Dataset excerpt:
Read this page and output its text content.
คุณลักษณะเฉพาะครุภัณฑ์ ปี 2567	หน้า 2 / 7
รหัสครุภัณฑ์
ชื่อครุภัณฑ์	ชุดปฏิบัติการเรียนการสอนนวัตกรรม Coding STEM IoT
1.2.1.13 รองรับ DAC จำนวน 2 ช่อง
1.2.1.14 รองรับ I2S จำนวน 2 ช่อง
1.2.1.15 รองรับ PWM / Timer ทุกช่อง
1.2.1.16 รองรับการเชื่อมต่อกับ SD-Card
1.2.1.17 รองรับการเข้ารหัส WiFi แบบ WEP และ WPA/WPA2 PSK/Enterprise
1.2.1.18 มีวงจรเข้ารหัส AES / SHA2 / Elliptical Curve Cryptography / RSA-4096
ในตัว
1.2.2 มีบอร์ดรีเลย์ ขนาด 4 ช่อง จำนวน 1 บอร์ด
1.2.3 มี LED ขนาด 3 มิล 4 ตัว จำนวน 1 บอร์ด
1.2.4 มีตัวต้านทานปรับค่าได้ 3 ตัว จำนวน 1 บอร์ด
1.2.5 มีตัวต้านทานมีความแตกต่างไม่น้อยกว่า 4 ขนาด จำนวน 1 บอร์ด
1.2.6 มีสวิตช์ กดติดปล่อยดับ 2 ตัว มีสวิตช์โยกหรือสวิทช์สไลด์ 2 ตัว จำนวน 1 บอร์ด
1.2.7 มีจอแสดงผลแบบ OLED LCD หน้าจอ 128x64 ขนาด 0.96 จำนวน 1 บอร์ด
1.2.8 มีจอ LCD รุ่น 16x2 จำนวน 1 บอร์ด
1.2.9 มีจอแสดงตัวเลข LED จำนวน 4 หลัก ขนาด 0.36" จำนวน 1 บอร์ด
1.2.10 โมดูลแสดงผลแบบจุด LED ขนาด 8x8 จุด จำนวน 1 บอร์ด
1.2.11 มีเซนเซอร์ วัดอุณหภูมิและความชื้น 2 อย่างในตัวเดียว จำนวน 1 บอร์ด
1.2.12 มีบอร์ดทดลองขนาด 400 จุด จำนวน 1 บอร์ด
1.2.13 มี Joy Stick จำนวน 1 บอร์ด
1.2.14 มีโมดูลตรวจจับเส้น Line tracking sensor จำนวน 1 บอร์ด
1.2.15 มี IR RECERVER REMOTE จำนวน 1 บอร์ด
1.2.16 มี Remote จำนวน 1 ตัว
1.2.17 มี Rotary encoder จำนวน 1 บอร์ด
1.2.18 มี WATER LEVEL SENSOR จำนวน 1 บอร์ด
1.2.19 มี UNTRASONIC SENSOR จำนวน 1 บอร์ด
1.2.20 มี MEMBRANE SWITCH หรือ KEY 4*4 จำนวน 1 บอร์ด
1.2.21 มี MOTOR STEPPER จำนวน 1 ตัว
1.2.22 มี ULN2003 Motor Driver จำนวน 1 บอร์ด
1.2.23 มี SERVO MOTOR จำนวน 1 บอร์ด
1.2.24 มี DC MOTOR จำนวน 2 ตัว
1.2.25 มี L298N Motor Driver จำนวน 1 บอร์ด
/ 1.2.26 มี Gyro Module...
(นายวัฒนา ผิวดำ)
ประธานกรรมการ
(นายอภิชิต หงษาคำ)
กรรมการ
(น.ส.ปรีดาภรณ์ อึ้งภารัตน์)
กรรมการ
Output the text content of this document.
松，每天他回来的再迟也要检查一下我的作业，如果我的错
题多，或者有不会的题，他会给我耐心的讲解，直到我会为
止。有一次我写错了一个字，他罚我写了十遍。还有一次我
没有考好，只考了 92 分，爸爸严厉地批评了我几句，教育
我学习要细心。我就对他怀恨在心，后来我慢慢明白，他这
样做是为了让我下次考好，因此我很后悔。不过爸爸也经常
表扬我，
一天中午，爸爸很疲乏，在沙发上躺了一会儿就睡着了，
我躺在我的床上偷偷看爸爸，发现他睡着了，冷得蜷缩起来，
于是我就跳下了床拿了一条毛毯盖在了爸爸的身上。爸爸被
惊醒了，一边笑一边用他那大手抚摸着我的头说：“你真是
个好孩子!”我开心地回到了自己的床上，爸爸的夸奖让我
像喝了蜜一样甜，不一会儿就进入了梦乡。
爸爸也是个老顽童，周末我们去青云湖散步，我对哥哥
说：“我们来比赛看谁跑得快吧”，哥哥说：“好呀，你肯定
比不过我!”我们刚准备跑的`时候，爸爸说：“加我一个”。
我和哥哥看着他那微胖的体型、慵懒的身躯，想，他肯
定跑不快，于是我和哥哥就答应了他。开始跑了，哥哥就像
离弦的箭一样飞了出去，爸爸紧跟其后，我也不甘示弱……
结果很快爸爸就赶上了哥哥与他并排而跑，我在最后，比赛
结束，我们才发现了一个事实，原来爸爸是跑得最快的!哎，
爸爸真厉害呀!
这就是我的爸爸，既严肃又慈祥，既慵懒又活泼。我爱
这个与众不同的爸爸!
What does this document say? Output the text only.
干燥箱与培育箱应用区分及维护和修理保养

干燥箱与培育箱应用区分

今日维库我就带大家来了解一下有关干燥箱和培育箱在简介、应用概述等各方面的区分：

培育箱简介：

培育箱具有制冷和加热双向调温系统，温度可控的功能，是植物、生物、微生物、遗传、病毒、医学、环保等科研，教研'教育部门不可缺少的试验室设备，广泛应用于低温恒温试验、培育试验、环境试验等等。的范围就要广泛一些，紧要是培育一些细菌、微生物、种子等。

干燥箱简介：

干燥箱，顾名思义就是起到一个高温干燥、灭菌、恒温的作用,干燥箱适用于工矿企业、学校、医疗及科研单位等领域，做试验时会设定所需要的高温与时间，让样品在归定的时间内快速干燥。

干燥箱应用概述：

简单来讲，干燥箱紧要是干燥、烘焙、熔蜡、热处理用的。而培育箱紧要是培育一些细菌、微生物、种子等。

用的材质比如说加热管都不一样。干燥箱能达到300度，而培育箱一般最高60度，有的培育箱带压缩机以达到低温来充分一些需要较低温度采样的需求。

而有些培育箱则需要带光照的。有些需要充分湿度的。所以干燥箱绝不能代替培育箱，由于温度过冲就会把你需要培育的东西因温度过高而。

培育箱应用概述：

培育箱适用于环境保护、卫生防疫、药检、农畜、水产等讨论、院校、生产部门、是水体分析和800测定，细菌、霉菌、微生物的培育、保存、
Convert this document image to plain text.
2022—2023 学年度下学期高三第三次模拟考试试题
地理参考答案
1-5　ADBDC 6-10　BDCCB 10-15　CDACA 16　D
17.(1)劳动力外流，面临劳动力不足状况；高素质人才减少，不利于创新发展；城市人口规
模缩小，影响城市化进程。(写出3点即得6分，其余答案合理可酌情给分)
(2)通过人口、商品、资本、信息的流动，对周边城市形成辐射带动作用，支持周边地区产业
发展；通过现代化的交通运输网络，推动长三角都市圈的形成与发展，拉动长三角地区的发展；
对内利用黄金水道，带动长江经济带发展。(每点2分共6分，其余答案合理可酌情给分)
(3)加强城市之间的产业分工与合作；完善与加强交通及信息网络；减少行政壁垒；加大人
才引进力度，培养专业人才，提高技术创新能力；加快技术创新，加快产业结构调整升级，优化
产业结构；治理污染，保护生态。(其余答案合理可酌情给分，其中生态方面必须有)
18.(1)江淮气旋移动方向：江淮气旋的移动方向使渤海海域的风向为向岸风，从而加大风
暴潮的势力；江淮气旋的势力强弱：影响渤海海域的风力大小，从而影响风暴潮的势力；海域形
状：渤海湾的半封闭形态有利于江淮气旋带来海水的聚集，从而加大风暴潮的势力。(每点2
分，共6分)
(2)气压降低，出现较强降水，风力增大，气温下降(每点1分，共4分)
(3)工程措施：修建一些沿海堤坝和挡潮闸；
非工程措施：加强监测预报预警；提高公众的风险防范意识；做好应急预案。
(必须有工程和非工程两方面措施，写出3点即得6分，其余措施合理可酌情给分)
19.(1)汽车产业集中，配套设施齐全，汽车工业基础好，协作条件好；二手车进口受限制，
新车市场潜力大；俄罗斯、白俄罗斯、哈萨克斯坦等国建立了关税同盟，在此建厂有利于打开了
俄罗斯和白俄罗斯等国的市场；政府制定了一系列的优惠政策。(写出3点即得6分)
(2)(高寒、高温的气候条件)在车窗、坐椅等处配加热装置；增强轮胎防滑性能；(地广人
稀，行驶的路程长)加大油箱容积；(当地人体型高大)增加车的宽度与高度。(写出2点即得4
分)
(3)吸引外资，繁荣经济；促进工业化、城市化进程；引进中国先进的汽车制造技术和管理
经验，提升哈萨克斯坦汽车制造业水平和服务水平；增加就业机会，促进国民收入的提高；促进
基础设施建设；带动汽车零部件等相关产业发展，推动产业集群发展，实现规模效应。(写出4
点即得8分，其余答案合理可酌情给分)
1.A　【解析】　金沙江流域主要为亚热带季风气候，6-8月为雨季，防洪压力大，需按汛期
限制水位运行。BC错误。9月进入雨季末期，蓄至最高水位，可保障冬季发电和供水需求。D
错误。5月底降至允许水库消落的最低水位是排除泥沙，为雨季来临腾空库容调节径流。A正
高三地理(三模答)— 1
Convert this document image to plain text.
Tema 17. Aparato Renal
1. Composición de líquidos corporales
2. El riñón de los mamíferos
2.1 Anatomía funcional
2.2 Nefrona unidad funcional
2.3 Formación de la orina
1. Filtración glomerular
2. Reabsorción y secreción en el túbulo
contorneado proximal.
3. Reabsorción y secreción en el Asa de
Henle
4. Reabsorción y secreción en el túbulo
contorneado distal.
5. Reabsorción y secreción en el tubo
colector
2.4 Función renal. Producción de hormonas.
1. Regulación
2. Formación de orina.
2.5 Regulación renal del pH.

WRITTEN EXERCISE: Go through the records above, find every line with the word "contorneado", and list those lines.

ANSWER TO THIS PROBLEM:
contorneado proximal.
contorneado distal.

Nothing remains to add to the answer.